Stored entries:
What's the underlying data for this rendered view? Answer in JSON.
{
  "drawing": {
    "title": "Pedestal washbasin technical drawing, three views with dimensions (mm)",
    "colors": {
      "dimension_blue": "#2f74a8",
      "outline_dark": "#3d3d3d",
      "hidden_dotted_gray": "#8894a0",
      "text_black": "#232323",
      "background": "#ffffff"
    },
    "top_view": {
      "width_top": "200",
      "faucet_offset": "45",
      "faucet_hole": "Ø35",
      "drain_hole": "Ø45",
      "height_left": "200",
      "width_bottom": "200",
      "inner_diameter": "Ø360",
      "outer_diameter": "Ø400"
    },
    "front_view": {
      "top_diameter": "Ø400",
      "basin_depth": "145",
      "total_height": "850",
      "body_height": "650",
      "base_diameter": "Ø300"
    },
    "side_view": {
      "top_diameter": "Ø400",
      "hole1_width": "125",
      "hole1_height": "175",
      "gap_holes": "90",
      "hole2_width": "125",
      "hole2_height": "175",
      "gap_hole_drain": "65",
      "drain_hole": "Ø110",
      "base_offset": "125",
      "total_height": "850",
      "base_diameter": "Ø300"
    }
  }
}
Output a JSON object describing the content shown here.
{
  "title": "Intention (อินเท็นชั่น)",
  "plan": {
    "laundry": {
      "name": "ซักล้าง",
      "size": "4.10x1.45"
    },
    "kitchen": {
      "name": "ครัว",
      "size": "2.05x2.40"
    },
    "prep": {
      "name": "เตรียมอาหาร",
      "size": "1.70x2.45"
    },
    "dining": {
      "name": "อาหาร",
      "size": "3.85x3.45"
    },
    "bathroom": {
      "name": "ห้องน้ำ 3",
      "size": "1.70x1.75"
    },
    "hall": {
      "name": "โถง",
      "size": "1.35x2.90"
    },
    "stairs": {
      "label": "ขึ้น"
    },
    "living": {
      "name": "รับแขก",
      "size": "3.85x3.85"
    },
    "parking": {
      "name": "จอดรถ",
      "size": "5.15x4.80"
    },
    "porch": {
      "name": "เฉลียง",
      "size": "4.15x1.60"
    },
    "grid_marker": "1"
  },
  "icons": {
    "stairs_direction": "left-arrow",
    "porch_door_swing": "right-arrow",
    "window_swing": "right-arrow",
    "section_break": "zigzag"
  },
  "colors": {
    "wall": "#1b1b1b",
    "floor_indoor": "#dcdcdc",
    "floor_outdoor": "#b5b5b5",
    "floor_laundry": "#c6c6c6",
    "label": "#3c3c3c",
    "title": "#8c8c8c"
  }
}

Set exercise =
Reproduce the listing above verbatim, from first line to last.

Output =
What's the underlying data for this rendered view? Answer in JSON.
{
  "drawing": {
    "title": "Pedestal washbasin technical drawing, three views with dimensions (mm)",
    "colors": {
      "dimension_blue": "#2f74a8",
      "outline_dark": "#3d3d3d",
      "hidden_dotted_gray": "#8894a0",
      "text_black": "#232323",
      "background": "#ffffff"
    },
    "top_view": {
      "width_top": "200",
      "faucet_offset": "45",
      "faucet_hole": "Ø35",
      "drain_hole": "Ø45",
      "height_left": "200",
      "width_bottom": "200",
      "inner_diameter": "Ø360",
      "outer_diameter": "Ø400"
    },
    "front_view": {
      "top_diameter": "Ø400",
      "basin_depth": "145",
      "total_height": "850",
      "body_height": "650",
      "base_diameter": "Ø300"
    },
    "side_view": {
      "top_diameter": "Ø400",
      "hole1_width": "125",
      "hole1_height": "175",
      "gap_holes": "90",
      "hole2_width": "125",
      "hole2_height": "175",
      "gap_hole_drain": "65",
      "drain_hole": "Ø110",
      "base_offset": "125",
      "total_height": "850",
      "base_diameter": "Ø300"
    }
  }
}
Output a JSON object describing the content shown here.
{
  "title": "Intention (อินเท็นชั่น)",
  "plan": {
    "laundry": {
      "name": "ซักล้าง",
      "size": "4.10x1.45"
    },
    "kitchen": {
      "name": "ครัว",
      "size": "2.05x2.40"
    },
    "prep": {
      "name": "เตรียมอาหาร",
      "size": "1.70x2.45"
    },
    "dining": {
      "name": "อาหาร",
      "size": "3.85x3.45"
    },
    "bathroom": {
      "name": "ห้องน้ำ 3",
      "size": "1.70x1.75"
    },
    "hall": {
      "name": "โถง",
      "size": "1.35x2.90"
    },
    "stairs": {
      "label": "ขึ้น"
    },
    "living": {
      "name": "รับแขก",
      "size": "3.85x3.85"
    },
    "parking": {
      "name": "จอดรถ",
      "size": "5.15x4.80"
    },
    "porch": {
      "name": "เฉลียง",
      "size": "4.15x1.60"
    },
    "grid_marker": "1"
  },
  "icons": {
    "stairs_direction": "left-arrow",
    "porch_door_swing": "right-arrow",
    "window_swing": "right-arrow",
    "section_break": "zigzag"
  },
  "colors": {
    "wall": "#1b1b1b",
    "floor_indoor": "#dcdcdc",
    "floor_outdoor": "#b5b5b5",
    "floor_laundry": "#c6c6c6",
    "label": "#3c3c3c",
    "title": "#8c8c8c"
  }
}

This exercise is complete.